Images must not appear in your copy; reproduce every other part of the records exactly.

________________________________________

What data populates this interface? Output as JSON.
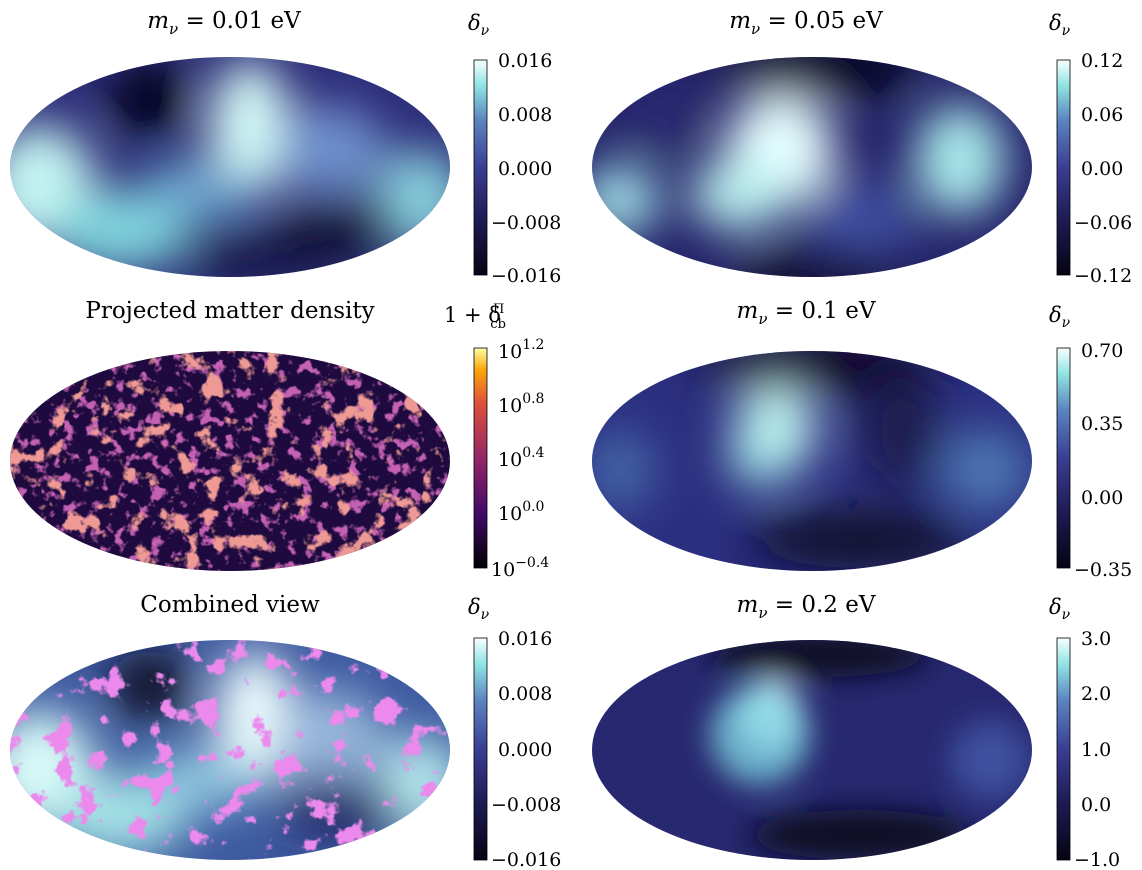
{
  "chart_data": [
    {
      "type": "heatmap",
      "panel": "top-left",
      "title_parts": [
        "m",
        "ν",
        " = 0.01 eV"
      ],
      "colorbar_label": [
        "δ",
        "ν"
      ],
      "colorbar_ticks": [
        "0.016",
        "0.008",
        "0.000",
        "−0.008",
        "−0.016"
      ],
      "colormap": "dark-blue-to-cyan-white",
      "range": [
        -0.016,
        0.016
      ],
      "projection": "mollweide"
    },
    {
      "type": "heatmap",
      "panel": "top-right",
      "title_parts": [
        "m",
        "ν",
        " = 0.05 eV"
      ],
      "colorbar_label": [
        "δ",
        "ν"
      ],
      "colorbar_ticks": [
        "0.12",
        "0.06",
        "0.00",
        "−0.06",
        "−0.12"
      ],
      "colormap": "dark-blue-to-cyan-white",
      "range": [
        -0.12,
        0.12
      ],
      "projection": "mollweide"
    },
    {
      "type": "heatmap",
      "panel": "middle-left",
      "title": "Projected matter density",
      "colorbar_label": [
        "1 + δ",
        "Π",
        "cb"
      ],
      "colorbar_ticks": [
        {
          "base": "10",
          "exp": "1.2"
        },
        {
          "base": "10",
          "exp": "0.8"
        },
        {
          "base": "10",
          "exp": "0.4"
        },
        {
          "base": "10",
          "exp": "0.0"
        },
        {
          "base": "10",
          "exp": "−0.4"
        }
      ],
      "colormap": "inferno-like",
      "log_scale": true,
      "range_log10": [
        -0.4,
        1.2
      ],
      "projection": "mollweide"
    },
    {
      "type": "heatmap",
      "panel": "middle-right",
      "title_parts": [
        "m",
        "ν",
        " = 0.1 eV"
      ],
      "colorbar_label": [
        "δ",
        "ν"
      ],
      "colorbar_ticks": [
        "0.70",
        "0.35",
        "0.00",
        "−0.35"
      ],
      "colormap": "dark-blue-to-cyan-white",
      "range": [
        -0.35,
        0.7
      ],
      "projection": "mollweide"
    },
    {
      "type": "heatmap",
      "panel": "bottom-left",
      "title": "Combined view",
      "colorbar_label": [
        "δ",
        "ν"
      ],
      "colorbar_ticks": [
        "0.016",
        "0.008",
        "0.000",
        "−0.008",
        "−0.016"
      ],
      "colormap": "dark-blue-to-cyan-white",
      "overlay_color": "#d43fd6",
      "range": [
        -0.016,
        0.016
      ],
      "projection": "mollweide"
    },
    {
      "type": "heatmap",
      "panel": "bottom-right",
      "title_parts": [
        "m",
        "ν",
        " = 0.2 eV"
      ],
      "colorbar_label": [
        "δ",
        "ν"
      ],
      "colorbar_ticks": [
        "3.0",
        "2.0",
        "1.0",
        "0.0",
        "−1.0"
      ],
      "colormap": "dark-blue-to-cyan-white",
      "range": [
        -1.0,
        3.0
      ],
      "projection": "mollweide"
    }
  ],
  "colors": {
    "cmap_dark": "#050414",
    "cmap_navy": "#1d1a52",
    "cmap_blue": "#3a3e93",
    "cmap_steel": "#5c84c0",
    "cmap_cyan": "#8fe3e3",
    "cmap_white": "#f8ffff",
    "inferno_dark": "#000004",
    "inferno_purple": "#420a68",
    "inferno_red": "#932667",
    "inferno_orange": "#dd513a",
    "inferno_yellow": "#fcffa4",
    "overlay": "#d43fd6"
  }
}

________________________________________

TASK RESPONSE
What data populates this interface? Output as JSON.
{
  "chart_data": [
    {
      "type": "heatmap",
      "panel": "top-left",
      "title_parts": [
        "m",
        "ν",
        " = 0.01 eV"
      ],
      "colorbar_label": [
        "δ",
        "ν"
      ],
      "colorbar_ticks": [
        "0.016",
        "0.008",
        "0.000",
        "−0.008",
        "−0.016"
      ],
      "colormap": "dark-blue-to-cyan-white",
      "range": [
        -0.016,
        0.016
      ],
      "projection": "mollweide"
    },
    {
      "type": "heatmap",
      "panel": "top-right",
      "title_parts": [
        "m",
        "ν",
        " = 0.05 eV"
      ],
      "colorbar_label": [
        "δ",
        "ν"
      ],
      "colorbar_ticks": [
        "0.12",
        "0.06",
        "0.00",
        "−0.06",
        "−0.12"
      ],
      "colormap": "dark-blue-to-cyan-white",
      "range": [
        -0.12,
        0.12
      ],
      "projection": "mollweide"
    },
    {
      "type": "heatmap",
      "panel": "middle-left",
      "title": "Projected matter density",
      "colorbar_label": [
        "1 + δ",
        "Π",
        "cb"
      ],
      "colorbar_ticks": [
        {
          "base": "10",
          "exp": "1.2"
        },
        {
          "base": "10",
          "exp": "0.8"
        },
        {
          "base": "10",
          "exp": "0.4"
        },
        {
          "base": "10",
          "exp": "0.0"
        },
        {
          "base": "10",
          "exp": "−0.4"
        }
      ],
      "colormap": "inferno-like",
      "log_scale": true,
      "range_log10": [
        -0.4,
        1.2
      ],
      "projection": "mollweide"
    },
    {
      "type": "heatmap",
      "panel": "middle-right",
      "title_parts": [
        "m",
        "ν",
        " = 0.1 eV"
      ],
      "colorbar_label": [
        "δ",
        "ν"
      ],
      "colorbar_ticks": [
        "0.70",
        "0.35",
        "0.00",
        "−0.35"
      ],
      "colormap": "dark-blue-to-cyan-white",
      "range": [
        -0.35,
        0.7
      ],
      "projection": "mollweide"
    },
    {
      "type": "heatmap",
      "panel": "bottom-left",
      "title": "Combined view",
      "colorbar_label": [
        "δ",
        "ν"
      ],
      "colorbar_ticks": [
        "0.016",
        "0.008",
        "0.000",
        "−0.008",
        "−0.016"
      ],
      "colormap": "dark-blue-to-cyan-white",
      "overlay_color": "#d43fd6",
      "range": [
        -0.016,
        0.016
      ],
      "projection": "mollweide"
    },
    {
      "type": "heatmap",
      "panel": "bottom-right",
      "title_parts": [
        "m",
        "ν",
        " = 0.2 eV"
      ],
      "colorbar_label": [
        "δ",
        "ν"
      ],
      "colorbar_ticks": [
        "3.0",
        "2.0",
        "1.0",
        "0.0",
        "−1.0"
      ],
      "colormap": "dark-blue-to-cyan-white",
      "range": [
        -1.0,
        3.0
      ],
      "projection": "mollweide"
    }
  ],
  "colors": {
    "cmap_dark": "#050414",
    "cmap_navy": "#1d1a52",
    "cmap_blue": "#3a3e93",
    "cmap_steel": "#5c84c0",
    "cmap_cyan": "#8fe3e3",
    "cmap_white": "#f8ffff",
    "inferno_dark": "#000004",
    "inferno_purple": "#420a68",
    "inferno_red": "#932667",
    "inferno_orange": "#dd513a",
    "inferno_yellow": "#fcffa4",
    "overlay": "#d43fd6"
  }
}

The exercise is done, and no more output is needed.